• Problem description: Spot every line with the word "新和谐公社" and return it.

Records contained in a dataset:
## Start

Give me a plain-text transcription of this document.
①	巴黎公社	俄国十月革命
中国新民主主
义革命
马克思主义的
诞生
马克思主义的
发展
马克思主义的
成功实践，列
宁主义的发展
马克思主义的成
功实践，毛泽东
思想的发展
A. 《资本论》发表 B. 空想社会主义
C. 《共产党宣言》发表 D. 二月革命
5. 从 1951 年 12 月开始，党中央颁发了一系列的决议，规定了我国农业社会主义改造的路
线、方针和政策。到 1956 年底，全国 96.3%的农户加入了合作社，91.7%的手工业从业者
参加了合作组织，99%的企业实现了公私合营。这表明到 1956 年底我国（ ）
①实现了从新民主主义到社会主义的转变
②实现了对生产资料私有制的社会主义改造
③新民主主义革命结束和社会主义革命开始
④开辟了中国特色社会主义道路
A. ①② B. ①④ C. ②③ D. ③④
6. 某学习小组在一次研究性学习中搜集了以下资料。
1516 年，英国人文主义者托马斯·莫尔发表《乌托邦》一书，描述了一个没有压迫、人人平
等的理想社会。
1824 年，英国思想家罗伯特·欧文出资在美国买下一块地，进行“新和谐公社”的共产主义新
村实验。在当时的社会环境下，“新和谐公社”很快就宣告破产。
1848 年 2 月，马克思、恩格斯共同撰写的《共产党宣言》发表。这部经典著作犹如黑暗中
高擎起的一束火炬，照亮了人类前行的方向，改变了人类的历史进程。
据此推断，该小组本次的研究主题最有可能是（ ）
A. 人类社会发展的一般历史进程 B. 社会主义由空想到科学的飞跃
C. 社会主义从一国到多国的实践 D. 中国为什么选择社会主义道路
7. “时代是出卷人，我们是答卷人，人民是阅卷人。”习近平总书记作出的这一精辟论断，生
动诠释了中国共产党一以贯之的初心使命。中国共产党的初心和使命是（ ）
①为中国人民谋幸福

## End

• The solution:
1824 年，英国思想家罗伯特·欧文出资在美国买下一块地，进行“新和谐公社”的共产主义新
村实验。在当时的社会环境下，“新和谐公社”很快就宣告破产。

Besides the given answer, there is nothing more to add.